** begin GIVEN RECORDS **

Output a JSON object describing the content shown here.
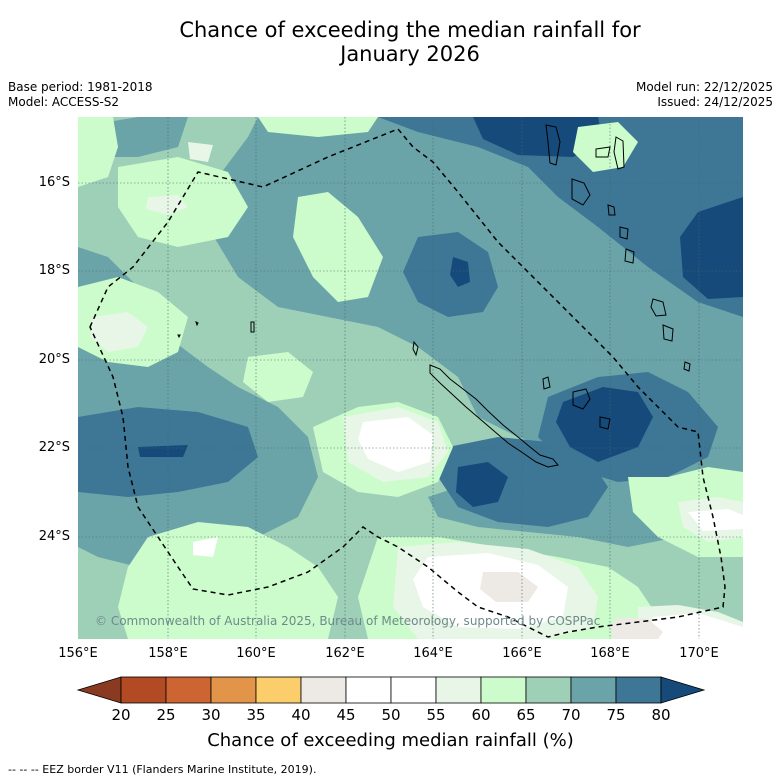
{
  "header": {
    "title_line1": "Chance of exceeding the median rainfall for",
    "title_line2": "January 2026"
  },
  "meta": {
    "base_period": "Base period: 1981-2018",
    "model": "Model: ACCESS-S2",
    "model_run": "Model run: 22/12/2025",
    "issued": "Issued: 24/12/2025"
  },
  "axes": {
    "lat_labels": [
      "16°S",
      "18°S",
      "20°S",
      "22°S",
      "24°S"
    ],
    "lon_labels": [
      "156°E",
      "158°E",
      "160°E",
      "162°E",
      "164°E",
      "166°E",
      "168°E",
      "170°E"
    ]
  },
  "copyright": "© Commonwealth of Australia 2025, Bureau of Meteorology, supported by COSPPac",
  "colorbar": {
    "ticks": [
      "20",
      "25",
      "30",
      "35",
      "40",
      "45",
      "50",
      "55",
      "60",
      "65",
      "70",
      "75",
      "80"
    ],
    "colors": [
      "#8b3a22",
      "#b24a24",
      "#cd6533",
      "#e29548",
      "#fbcd6b",
      "#ede9e4",
      "#ffffff",
      "#ffffff",
      "#e7f6e6",
      "#ccfccb",
      "#9ed0b8",
      "#6aa4a9",
      "#3e7696",
      "#164a7b"
    ],
    "label": "Chance of exceeding median rainfall (%)"
  },
  "footer": "--  --  -- EEZ border V11 (Flanders Marine Institute, 2019)."
}
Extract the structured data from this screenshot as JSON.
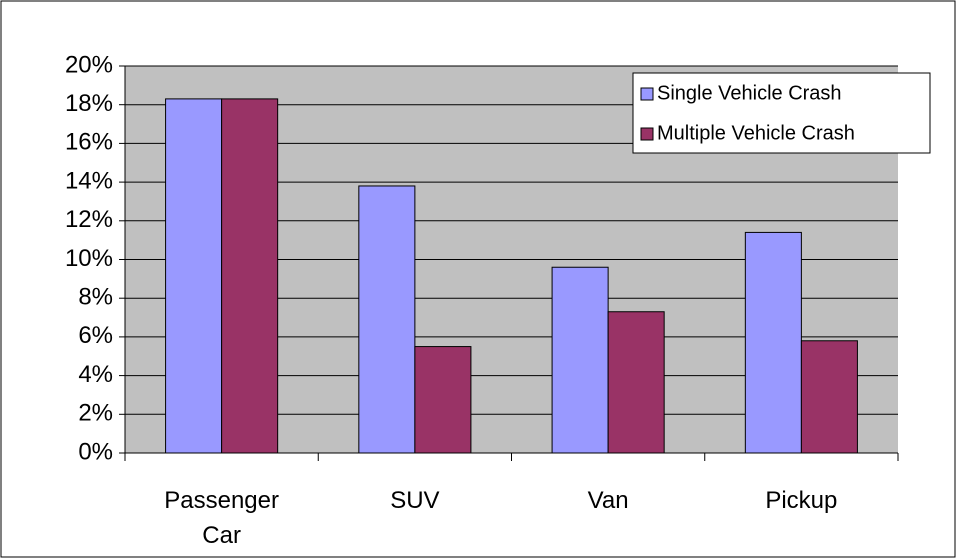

** end GIVEN RECORDS **

● EXERCISE: Reproduce the listing word for word and omit its pictures.

● FINAL ANSWER:
Output a JSON object describing the content shown here.
{
  "header": {
    "title_line1": "Chance of exceeding the median rainfall for",
    "title_line2": "January 2026"
  },
  "meta": {
    "base_period": "Base period: 1981-2018",
    "model": "Model: ACCESS-S2",
    "model_run": "Model run: 22/12/2025",
    "issued": "Issued: 24/12/2025"
  },
  "axes": {
    "lat_labels": [
      "16°S",
      "18°S",
      "20°S",
      "22°S",
      "24°S"
    ],
    "lon_labels": [
      "156°E",
      "158°E",
      "160°E",
      "162°E",
      "164°E",
      "166°E",
      "168°E",
      "170°E"
    ]
  },
  "copyright": "© Commonwealth of Australia 2025, Bureau of Meteorology, supported by COSPPac",
  "colorbar": {
    "ticks": [
      "20",
      "25",
      "30",
      "35",
      "40",
      "45",
      "50",
      "55",
      "60",
      "65",
      "70",
      "75",
      "80"
    ],
    "colors": [
      "#8b3a22",
      "#b24a24",
      "#cd6533",
      "#e29548",
      "#fbcd6b",
      "#ede9e4",
      "#ffffff",
      "#ffffff",
      "#e7f6e6",
      "#ccfccb",
      "#9ed0b8",
      "#6aa4a9",
      "#3e7696",
      "#164a7b"
    ],
    "label": "Chance of exceeding median rainfall (%)"
  },
  "footer": "--  --  -- EEZ border V11 (Flanders Marine Institute, 2019)."
}
Extract the structured data from this screenshot as JSON.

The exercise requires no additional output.